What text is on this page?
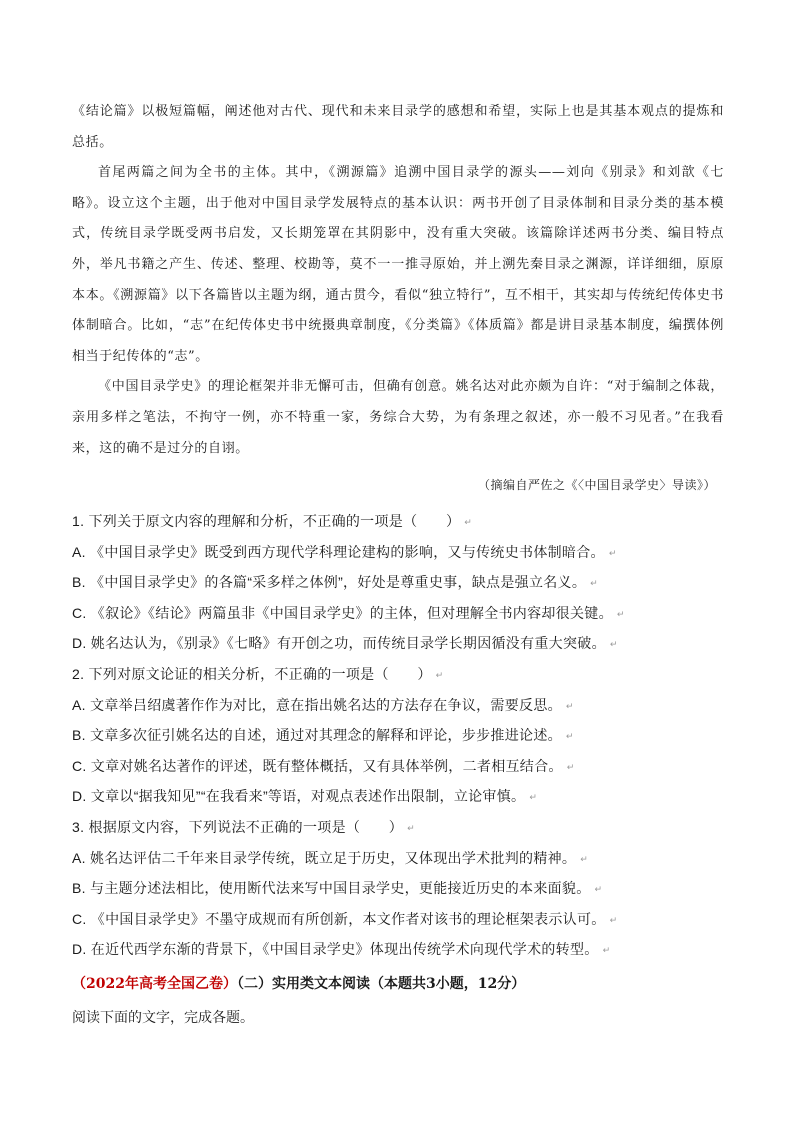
《结论篇》以极短篇幅，阐述他对古代、现代和未来目录学的感想和希望，实际上也是其基本观点的提炼和总括。

首尾两篇之间为全书的主体。其中，《溯源篇》追溯中国目录学的源头——刘向《别录》和刘歆《七略》。设立这个主题，出于他对中国目录学发展特点的基本认识：两书开创了目录体制和目录分类的基本模式，传统目录学既受两书启发，又长期笼罩在其阴影中，没有重大突破。该篇除详述两书分类、编目特点外，举凡书籍之产生、传述、整理、校勘等，莫不一一推寻原始，并上溯先秦目录之渊源，详详细细，原原本本。《溯源篇》以下各篇皆以主题为纲，通古贯今，看似“独立特行”，互不相干，其实却与传统纪传体史书体制暗合。比如，“志”在纪传体史书中统摄典章制度，《分类篇》《体质篇》都是讲目录基本制度，编撰体例相当于纪传体的“志”。

《中国目录学史》的理论框架并非无懈可击，但确有创意。姚名达对此亦颇为自许：“对于编制之体裁，亲用多样之笔法，不拘守一例，亦不特重一家，务综合大势，为有条理之叙述，亦一般不习见者。”在我看来，这的确不是过分的自诩。

（摘编自严佐之《〈中国目录学史〉导读》）
1. 下列关于原文内容的理解和分析，不正确的一项是（　　） ↵
A. 《中国目录学史》既受到西方现代学科理论建构的影响，又与传统史书体制暗合。 ↵
B. 《中国目录学史》的各篇“采多样之体例”，好处是尊重史事，缺点是强立名义。 ↵
C. 《叙论》《结论》两篇虽非《中国目录学史》的主体，但对理解全书内容却很关键。 ↵
D. 姚名达认为，《别录》《七略》有开创之功，而传统目录学长期因循没有重大突破。 ↵
2. 下列对原文论证的相关分析，不正确的一项是（　　） ↵
A. 文章举吕绍虞著作作为对比，意在指出姚名达的方法存在争议，需要反思。 ↵
B. 文章多次征引姚名达的自述，通过对其理念的解释和评论，步步推进论述。 ↵
C. 文章对姚名达著作的评述，既有整体概括，又有具体举例，二者相互结合。 ↵
D. 文章以“据我知见”“在我看来”等语，对观点表述作出限制，立论审慎。 ↵
3. 根据原文内容，下列说法不正确的一项是（　　） ↵
A. 姚名达评估二千年来目录学传统，既立足于历史，又体现出学术批判的精神。 ↵
B. 与主题分述法相比，使用断代法来写中国目录学史，更能接近历史的本来面貌。 ↵
C. 《中国目录学史》不墨守成规而有所创新，本文作者对该书的理论框架表示认可。 ↵
D. 在近代西学东渐的背景下，《中国目录学史》体现出传统学术向现代学术的转型。 ↵
（2022年高考全国乙卷）（二）实用类文本阅读（本题共3小题，12分）
阅读下面的文字，完成各题。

::::

Set the pictures aside and transcribe the data above exactly.

→ **Result**
What text is on this page?
《结论篇》以极短篇幅，阐述他对古代、现代和未来目录学的感想和希望，实际上也是其基本观点的提炼和总括。

首尾两篇之间为全书的主体。其中，《溯源篇》追溯中国目录学的源头——刘向《别录》和刘歆《七略》。设立这个主题，出于他对中国目录学发展特点的基本认识：两书开创了目录体制和目录分类的基本模式，传统目录学既受两书启发，又长期笼罩在其阴影中，没有重大突破。该篇除详述两书分类、编目特点外，举凡书籍之产生、传述、整理、校勘等，莫不一一推寻原始，并上溯先秦目录之渊源，详详细细，原原本本。《溯源篇》以下各篇皆以主题为纲，通古贯今，看似“独立特行”，互不相干，其实却与传统纪传体史书体制暗合。比如，“志”在纪传体史书中统摄典章制度，《分类篇》《体质篇》都是讲目录基本制度，编撰体例相当于纪传体的“志”。

《中国目录学史》的理论框架并非无懈可击，但确有创意。姚名达对此亦颇为自许：“对于编制之体裁，亲用多样之笔法，不拘守一例，亦不特重一家，务综合大势，为有条理之叙述，亦一般不习见者。”在我看来，这的确不是过分的自诩。

（摘编自严佐之《〈中国目录学史〉导读》）
1. 下列关于原文内容的理解和分析，不正确的一项是（　　） ↵
A. 《中国目录学史》既受到西方现代学科理论建构的影响，又与传统史书体制暗合。 ↵
B. 《中国目录学史》的各篇“采多样之体例”，好处是尊重史事，缺点是强立名义。 ↵
C. 《叙论》《结论》两篇虽非《中国目录学史》的主体，但对理解全书内容却很关键。 ↵
D. 姚名达认为，《别录》《七略》有开创之功，而传统目录学长期因循没有重大突破。 ↵
2. 下列对原文论证的相关分析，不正确的一项是（　　） ↵
A. 文章举吕绍虞著作作为对比，意在指出姚名达的方法存在争议，需要反思。 ↵
B. 文章多次征引姚名达的自述，通过对其理念的解释和评论，步步推进论述。 ↵
C. 文章对姚名达著作的评述，既有整体概括，又有具体举例，二者相互结合。 ↵
D. 文章以“据我知见”“在我看来”等语，对观点表述作出限制，立论审慎。 ↵
3. 根据原文内容，下列说法不正确的一项是（　　） ↵
A. 姚名达评估二千年来目录学传统，既立足于历史，又体现出学术批判的精神。 ↵
B. 与主题分述法相比，使用断代法来写中国目录学史，更能接近历史的本来面貌。 ↵
C. 《中国目录学史》不墨守成规而有所创新，本文作者对该书的理论框架表示认可。 ↵
D. 在近代西学东渐的背景下，《中国目录学史》体现出传统学术向现代学术的转型。 ↵
（2022年高考全国乙卷）（二）实用类文本阅读（本题共3小题，12分）
阅读下面的文字，完成各题。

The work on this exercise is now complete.